## Your instructions
Rewrite the rows below, swapping every "legend-swatch" for "legend-marker" and leaving all other text unchanged. Omit the pictures from your answer.

Spatial layout data:
★ ★ ★ ★
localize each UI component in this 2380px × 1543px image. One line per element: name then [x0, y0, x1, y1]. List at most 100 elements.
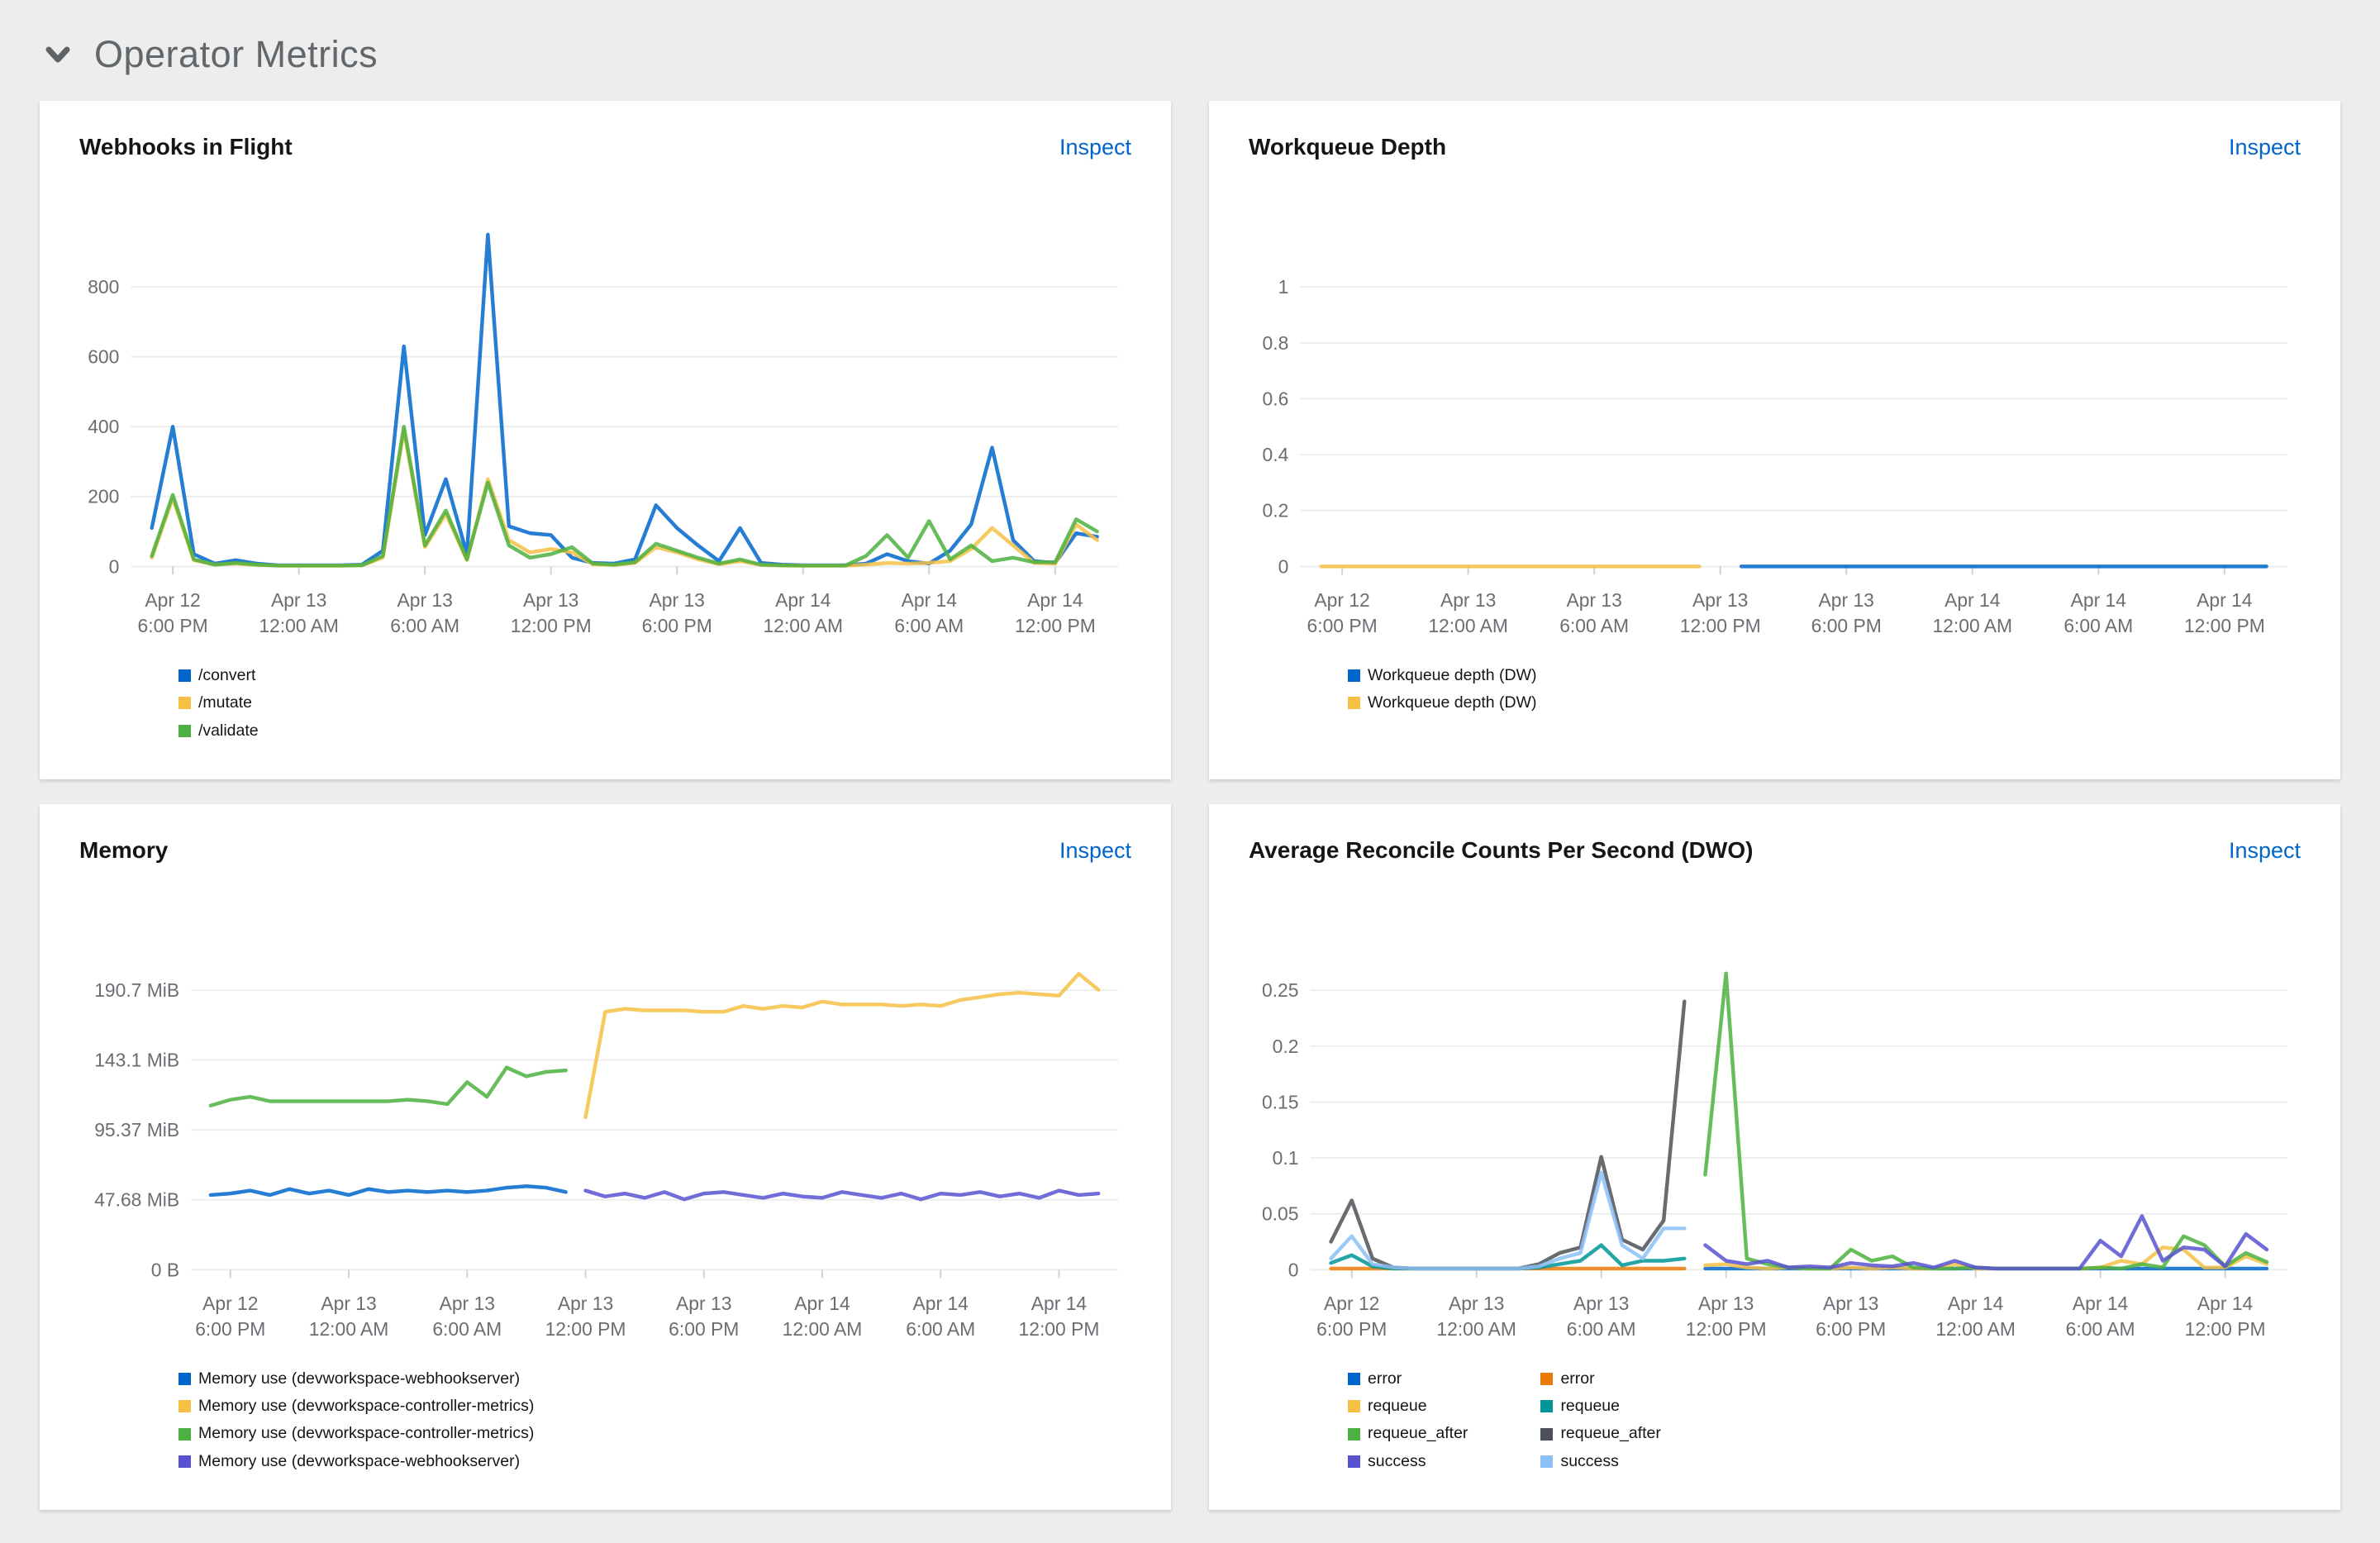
legend-label: /validate: [198, 721, 259, 740]
chart-title: Webhooks in Flight: [79, 134, 293, 160]
svg-text:6:00 PM: 6:00 PM: [1307, 615, 1378, 636]
svg-text:Apr 13: Apr 13: [558, 1293, 613, 1314]
legend-item: Memory use (devworkspace-webhookserver): [178, 1369, 534, 1388]
svg-text:Apr 13: Apr 13: [1566, 589, 1621, 611]
legend-item: Workqueue depth (DW): [1348, 666, 1536, 685]
svg-text:0.05: 0.05: [1262, 1203, 1299, 1225]
legend-label: /convert: [198, 665, 256, 684]
svg-text:Apr 13: Apr 13: [397, 589, 452, 611]
chart-legend: Memory use (devworkspace-webhookserver) M…: [178, 1365, 1131, 1476]
svg-text:12:00 PM: 12:00 PM: [1680, 615, 1761, 636]
legend-swatch: [178, 1372, 191, 1385]
svg-text:12:00 PM: 12:00 PM: [1019, 1318, 1100, 1340]
legend-label: requeue_after: [1560, 1424, 1661, 1443]
chart-card-webhooks-in-flight: Webhooks in Flight Inspect 0 200 400 600 800…: [40, 101, 1171, 779]
svg-text:Apr 13: Apr 13: [1440, 589, 1496, 611]
chart-legend: /convert/mutate/validate: [178, 662, 1131, 745]
svg-text:6:00 PM: 6:00 PM: [195, 1318, 265, 1340]
svg-text:0: 0: [1278, 555, 1289, 577]
svg-text:Apr 13: Apr 13: [1823, 1293, 1878, 1314]
legend-swatch: [178, 1400, 191, 1413]
inspect-link[interactable]: Inspect: [1059, 135, 1131, 160]
svg-text:Apr 14: Apr 14: [1948, 1293, 2004, 1314]
legend-label: Memory use (devworkspace-webhookserver): [198, 1369, 521, 1388]
legend-item: success: [1540, 1452, 1660, 1471]
legend-label: requeue: [1560, 1397, 1621, 1415]
svg-text:Apr 13: Apr 13: [1698, 1293, 1754, 1314]
svg-text:12:00 AM: 12:00 AM: [259, 615, 339, 636]
svg-text:6:00 PM: 6:00 PM: [642, 615, 712, 636]
legend-swatch: [1348, 1400, 1360, 1413]
svg-text:Apr 14: Apr 14: [2073, 1293, 2129, 1314]
svg-text:0: 0: [1288, 1259, 1299, 1280]
chart-legend: Workqueue depth (DW) Workqueue depth (DW): [1348, 662, 2301, 717]
legend-label: success: [1560, 1451, 1619, 1470]
line-chart: 0 0.2 0.4 0.6 0.8 1 Apr 12 6:00 PM Apr 13 12:00 A…: [1249, 165, 2301, 659]
svg-text:12:00 AM: 12:00 AM: [1428, 615, 1508, 636]
legend-item: Workqueue depth (DW): [1348, 693, 1536, 712]
svg-text:Apr 12: Apr 12: [145, 589, 200, 611]
chart-title: Memory: [79, 836, 169, 863]
legend-item: Memory use (devworkspace-controller-metr…: [178, 1397, 534, 1416]
svg-text:12:00 AM: 12:00 AM: [309, 1318, 389, 1340]
svg-text:Apr 13: Apr 13: [1692, 589, 1748, 611]
dashboard-grid: Webhooks in Flight Inspect 0 200 400 600 800…: [40, 101, 2340, 1511]
svg-text:0.4: 0.4: [1263, 444, 1289, 465]
svg-text:0.2: 0.2: [1273, 1036, 1299, 1057]
svg-text:143.1 MiB: 143.1 MiB: [94, 1049, 179, 1070]
legend-label: Memory use (devworkspace-controller-metr…: [198, 1397, 535, 1415]
legend-swatch: [178, 1427, 191, 1441]
legend-item: /mutate: [178, 693, 259, 712]
svg-text:6:00 AM: 6:00 AM: [894, 615, 964, 636]
svg-text:12:00 AM: 12:00 AM: [1436, 1318, 1516, 1340]
section-toggle[interactable]: Operator Metrics: [43, 33, 2340, 76]
svg-text:12:00 PM: 12:00 PM: [1015, 615, 1096, 636]
svg-text:Apr 14: Apr 14: [1027, 589, 1083, 611]
legend-label: error: [1560, 1369, 1595, 1388]
svg-text:12:00 AM: 12:00 AM: [1935, 1318, 2016, 1340]
legend-item: error: [1540, 1369, 1660, 1388]
svg-text:6:00 AM: 6:00 AM: [432, 1318, 502, 1340]
svg-text:0 B: 0 B: [151, 1259, 179, 1280]
inspect-link[interactable]: Inspect: [1059, 837, 1131, 863]
legend-label: requeue_after: [1368, 1424, 1468, 1443]
svg-text:Apr 14: Apr 14: [913, 1293, 969, 1314]
svg-text:12:00 PM: 12:00 PM: [2185, 1318, 2266, 1340]
inspect-link[interactable]: Inspect: [2228, 135, 2301, 160]
svg-text:6:00 PM: 6:00 PM: [1811, 615, 1882, 636]
svg-text:12:00 AM: 12:00 AM: [783, 1318, 863, 1340]
svg-text:6:00 AM: 6:00 AM: [2063, 615, 2133, 636]
legend-swatch: [1348, 669, 1360, 682]
svg-text:47.68 MiB: 47.68 MiB: [94, 1189, 179, 1211]
svg-text:800: 800: [88, 276, 119, 298]
legend-swatch: [1540, 1455, 1554, 1468]
svg-text:Apr 14: Apr 14: [794, 1293, 850, 1314]
svg-text:Apr 14: Apr 14: [902, 589, 958, 611]
svg-text:12:00 PM: 12:00 PM: [2184, 615, 2265, 636]
svg-text:6:00 PM: 6:00 PM: [1816, 1318, 1886, 1340]
svg-text:Apr 13: Apr 13: [1819, 589, 1874, 611]
svg-text:Apr 13: Apr 13: [676, 1293, 731, 1314]
legend-item: requeue: [1540, 1397, 1660, 1416]
legend-item: requeue_after: [1348, 1424, 1468, 1443]
svg-text:6:00 AM: 6:00 AM: [2066, 1318, 2135, 1340]
legend-item: Memory use (devworkspace-controller-metr…: [178, 1424, 534, 1443]
svg-text:12:00 AM: 12:00 AM: [1932, 615, 2012, 636]
legend-label: Memory use (devworkspace-controller-metr…: [198, 1424, 535, 1443]
svg-text:Apr 14: Apr 14: [2197, 589, 2253, 611]
chart-card-workqueue-depth: Workqueue Depth Inspect 0 0.2 0.4 0.6 0.8 1 Ap…: [1209, 101, 2340, 779]
svg-text:0.1: 0.1: [1273, 1147, 1299, 1169]
svg-text:190.7 MiB: 190.7 MiB: [94, 979, 179, 1001]
inspect-link[interactable]: Inspect: [2228, 837, 2301, 863]
svg-text:6:00 AM: 6:00 AM: [906, 1318, 975, 1340]
legend-swatch: [1348, 1455, 1360, 1468]
legend-item: success: [1348, 1452, 1468, 1471]
legend-swatch: [178, 669, 191, 682]
line-chart: 0 B 47.68 MiB 95.37 MiB 143.1 MiB 190.7 MiB A…: [79, 869, 1131, 1362]
svg-text:600: 600: [88, 346, 119, 368]
legend-swatch: [178, 724, 191, 737]
svg-text:Apr 14: Apr 14: [2197, 1293, 2254, 1314]
legend-item: /validate: [178, 721, 259, 741]
legend-swatch: [1348, 1372, 1360, 1385]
★ ★ ★ ★
## The output
localize each UI component in this 2380px × 1543px image. One line per element: name then [x0, y0, x1, y1]. List at most 100 elements.
legend-label: /validate: [198, 721, 259, 740]
chart-title: Webhooks in Flight: [79, 134, 293, 160]
svg-text:6:00 PM: 6:00 PM: [1307, 615, 1378, 636]
svg-text:Apr 13: Apr 13: [558, 1293, 613, 1314]
legend-item: Memory use (devworkspace-webhookserver): [178, 1369, 534, 1388]
svg-text:Apr 13: Apr 13: [1566, 589, 1621, 611]
legend-item: Workqueue depth (DW): [1348, 666, 1536, 685]
svg-text:0.05: 0.05: [1262, 1203, 1299, 1225]
legend-label: /convert: [198, 665, 256, 684]
svg-text:Apr 13: Apr 13: [397, 589, 452, 611]
chart-legend: Memory use (devworkspace-webhookserver) M…: [178, 1365, 1131, 1476]
svg-text:12:00 PM: 12:00 PM: [1680, 615, 1761, 636]
legend-marker: [178, 1372, 191, 1385]
svg-text:12:00 PM: 12:00 PM: [1019, 1318, 1100, 1340]
legend-label: requeue_after: [1560, 1424, 1661, 1443]
chart-card-webhooks-in-flight: Webhooks in Flight Inspect 0 200 400 600 800…: [40, 101, 1171, 779]
svg-text:Apr 13: Apr 13: [1440, 589, 1496, 611]
chart-legend: /convert/mutate/validate: [178, 662, 1131, 745]
svg-text:6:00 PM: 6:00 PM: [195, 1318, 265, 1340]
svg-text:0: 0: [1278, 555, 1289, 577]
svg-text:Apr 13: Apr 13: [1823, 1293, 1878, 1314]
legend-marker: [178, 1400, 191, 1413]
inspect-link[interactable]: Inspect: [1059, 135, 1131, 160]
svg-text:Apr 14: Apr 14: [1948, 1293, 2004, 1314]
legend-label: Memory use (devworkspace-webhookserver): [198, 1369, 521, 1388]
legend-item: success: [1540, 1452, 1660, 1471]
legend-label: requeue: [1560, 1397, 1621, 1415]
svg-text:Apr 13: Apr 13: [1698, 1293, 1754, 1314]
svg-text:12:00 AM: 12:00 AM: [259, 615, 339, 636]
svg-text:6:00 PM: 6:00 PM: [642, 615, 712, 636]
legend-marker: [1348, 1400, 1360, 1413]
svg-text:Apr 14: Apr 14: [2073, 1293, 2129, 1314]
svg-text:0: 0: [1288, 1259, 1299, 1280]
chart-legend: Workqueue depth (DW) Workqueue depth (DW): [1348, 662, 2301, 717]
legend-label: success: [1560, 1451, 1619, 1470]
line-chart: 0 0.2 0.4 0.6 0.8 1 Apr 12 6:00 PM Apr 13 12:00 A…: [1249, 165, 2301, 659]
svg-text:12:00 AM: 12:00 AM: [1428, 615, 1508, 636]
legend-item: Workqueue depth (DW): [1348, 693, 1536, 712]
svg-text:Apr 12: Apr 12: [145, 589, 200, 611]
chart-title: Memory: [79, 836, 169, 863]
legend-item: Memory use (devworkspace-controller-metr…: [178, 1397, 534, 1416]
svg-text:12:00 AM: 12:00 AM: [309, 1318, 389, 1340]
svg-text:Apr 13: Apr 13: [1692, 589, 1748, 611]
dashboard-grid: Webhooks in Flight Inspect 0 200 400 600 800…: [40, 101, 2340, 1511]
svg-text:0.4: 0.4: [1263, 444, 1289, 465]
svg-text:0.2: 0.2: [1273, 1036, 1299, 1057]
svg-text:143.1 MiB: 143.1 MiB: [94, 1049, 179, 1070]
legend-label: Memory use (devworkspace-controller-metr…: [198, 1397, 535, 1415]
legend-marker: [178, 1427, 191, 1441]
legend-item: /mutate: [178, 693, 259, 712]
svg-text:6:00 AM: 6:00 AM: [894, 615, 964, 636]
svg-text:12:00 AM: 12:00 AM: [1436, 1318, 1516, 1340]
section-toggle[interactable]: Operator Metrics: [43, 33, 2340, 76]
svg-text:12:00 PM: 12:00 PM: [1015, 615, 1096, 636]
svg-text:Apr 14: Apr 14: [1027, 589, 1083, 611]
legend-label: error: [1560, 1369, 1595, 1388]
svg-text:12:00 AM: 12:00 AM: [1935, 1318, 2016, 1340]
legend-item: error: [1540, 1369, 1660, 1388]
svg-text:6:00 AM: 6:00 AM: [432, 1318, 502, 1340]
svg-text:0 B: 0 B: [151, 1259, 179, 1280]
inspect-link[interactable]: Inspect: [1059, 837, 1131, 863]
legend-label: requeue_after: [1368, 1424, 1468, 1443]
svg-text:Apr 14: Apr 14: [913, 1293, 969, 1314]
svg-text:12:00 PM: 12:00 PM: [2185, 1318, 2266, 1340]
inspect-link[interactable]: Inspect: [2228, 135, 2301, 160]
svg-text:6:00 PM: 6:00 PM: [1811, 615, 1882, 636]
svg-text:12:00 AM: 12:00 AM: [783, 1318, 863, 1340]
svg-text:6:00 AM: 6:00 AM: [2063, 615, 2133, 636]
legend-marker: [1348, 669, 1360, 682]
svg-text:47.68 MiB: 47.68 MiB: [94, 1189, 179, 1211]
svg-text:800: 800: [88, 276, 119, 298]
legend-marker: [1540, 1455, 1554, 1468]
svg-text:Apr 14: Apr 14: [794, 1293, 850, 1314]
svg-text:Apr 14: Apr 14: [902, 589, 958, 611]
svg-text:12:00 PM: 12:00 PM: [2184, 615, 2265, 636]
svg-text:6:00 PM: 6:00 PM: [1816, 1318, 1886, 1340]
svg-text:Apr 13: Apr 13: [1819, 589, 1874, 611]
svg-text:Apr 13: Apr 13: [676, 1293, 731, 1314]
legend-item: requeue: [1540, 1397, 1660, 1416]
legend-item: requeue_after: [1348, 1424, 1468, 1443]
svg-text:6:00 AM: 6:00 AM: [2066, 1318, 2135, 1340]
legend-item: Memory use (devworkspace-controller-metr…: [178, 1424, 534, 1443]
svg-text:12:00 AM: 12:00 AM: [1932, 615, 2012, 636]
legend-label: Memory use (devworkspace-controller-metr…: [198, 1424, 535, 1443]
svg-text:Apr 14: Apr 14: [2197, 589, 2253, 611]
chart-card-workqueue-depth: Workqueue Depth Inspect 0 0.2 0.4 0.6 0.8 1 Ap…: [1209, 101, 2340, 779]
svg-text:0.1: 0.1: [1273, 1147, 1299, 1169]
svg-text:190.7 MiB: 190.7 MiB: [94, 979, 179, 1001]
inspect-link[interactable]: Inspect: [2228, 837, 2301, 863]
svg-text:6:00 AM: 6:00 AM: [906, 1318, 975, 1340]
legend-marker: [1348, 1455, 1360, 1468]
legend-item: success: [1348, 1452, 1468, 1471]
legend-marker: [178, 669, 191, 682]
line-chart: 0 B 47.68 MiB 95.37 MiB 143.1 MiB 190.7 MiB A…: [79, 869, 1131, 1362]
svg-text:600: 600: [88, 346, 119, 368]
legend-marker: [178, 724, 191, 737]
svg-text:Apr 14: Apr 14: [2197, 1293, 2254, 1314]
legend-item: /validate: [178, 721, 259, 741]
legend-marker: [1348, 1372, 1360, 1385]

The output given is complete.